[begin Stored data]
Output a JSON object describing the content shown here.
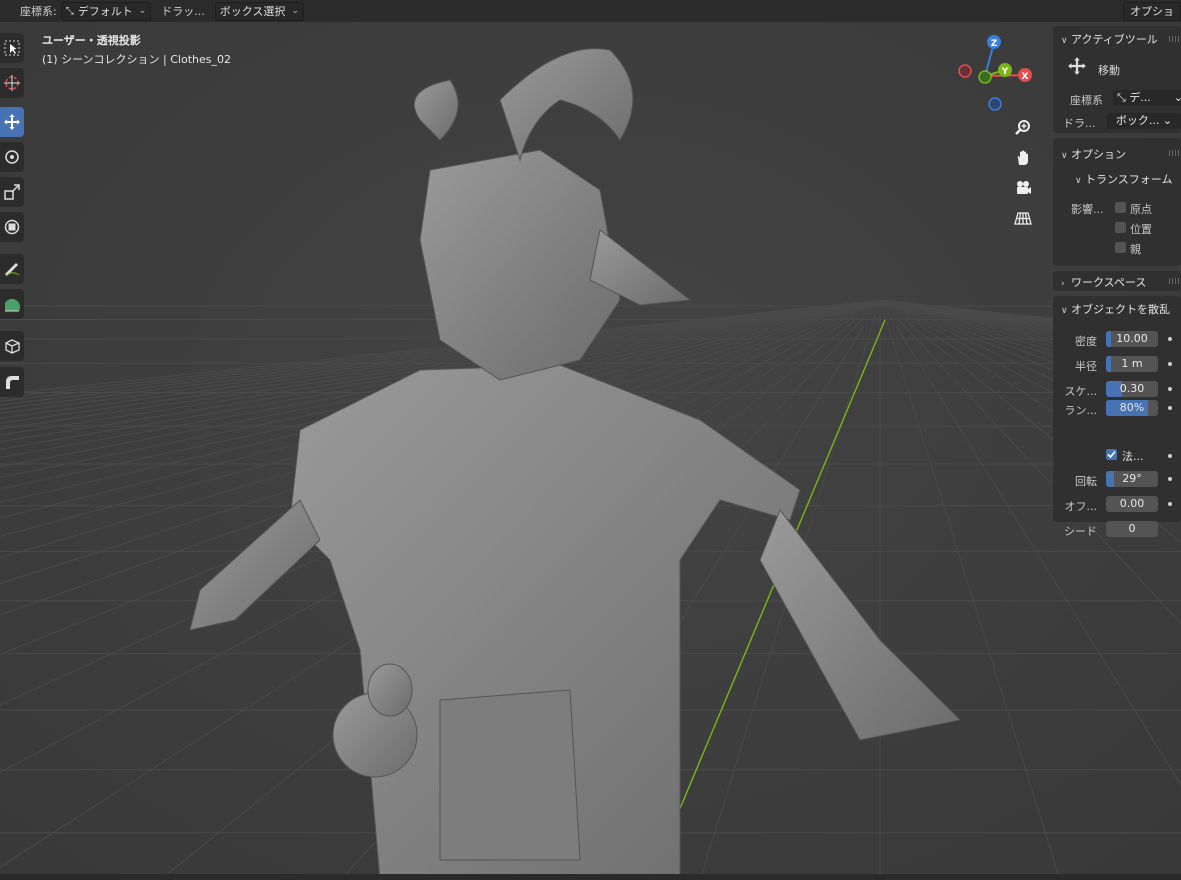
{
  "header": {
    "coord_label": "座標系:",
    "coord_value": "デフォルト",
    "drag_label": "ドラッ...",
    "drag_value": "ボックス選択",
    "options_label": "オプショ"
  },
  "viewport": {
    "view_title": "ユーザー・透視投影",
    "collection_info": "(1) シーンコレクション | Clothes_02"
  },
  "toolbar": {
    "tools": [
      "select-box",
      "cursor",
      "move",
      "rotate",
      "scale",
      "transform",
      "annotate",
      "measure",
      "add-cube",
      "extrude"
    ],
    "active_tool": "move"
  },
  "gizmo": {
    "z_label": "Z",
    "y_label": "Y",
    "x_label": "X",
    "colors": {
      "x": "#e24d4d",
      "y": "#7cb518",
      "z": "#3b7dd8"
    }
  },
  "nav_buttons": [
    "zoom-icon",
    "pan-hand-icon",
    "camera-icon",
    "grid-ortho-icon"
  ],
  "sidebar": {
    "active_tool_header": "アクティブツール",
    "tool_name": "移動",
    "coord_label": "座標系",
    "coord_value": "デ...",
    "drag_label": "ドラ...",
    "drag_value": "ボック...",
    "options_header": "オプション",
    "transform_header": "トランスフォーム",
    "affect_label": "影響...",
    "affect_options": [
      {
        "label": "原点",
        "checked": false
      },
      {
        "label": "位置",
        "checked": false
      },
      {
        "label": "親",
        "checked": false
      }
    ],
    "workspace_header": "ワークスペース",
    "scatter_header": "オブジェクトを散乱",
    "scatter_fields": [
      {
        "label": "密度",
        "value": "10.00",
        "fill": 0.1
      },
      {
        "label": "半径",
        "value": "1 m",
        "fill": 0.1
      },
      {
        "label": "スケ...",
        "value": "0.30",
        "fill": 0.3
      },
      {
        "label": "ラン...",
        "value": "80%",
        "fill": 0.8
      }
    ],
    "normal_label": "法...",
    "normal_checked": true,
    "scatter_fields2": [
      {
        "label": "回転",
        "value": "29°",
        "fill": 0.16
      },
      {
        "label": "オフ...",
        "value": "0.00",
        "fill": 0.0
      },
      {
        "label": "シード",
        "value": "0",
        "fill": 0.0
      }
    ]
  },
  "colors": {
    "accent": "#4772b3",
    "background": "#3f3f3f",
    "y_axis_line": "#7cb518"
  }
}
[end Stored data]
- [Given problem]: Copy each line that holds the word "icon".

- [Exercise response]:
    "zoom-icon",
    "pan-hand-icon",
    "camera-icon",
    "grid-ortho-icon"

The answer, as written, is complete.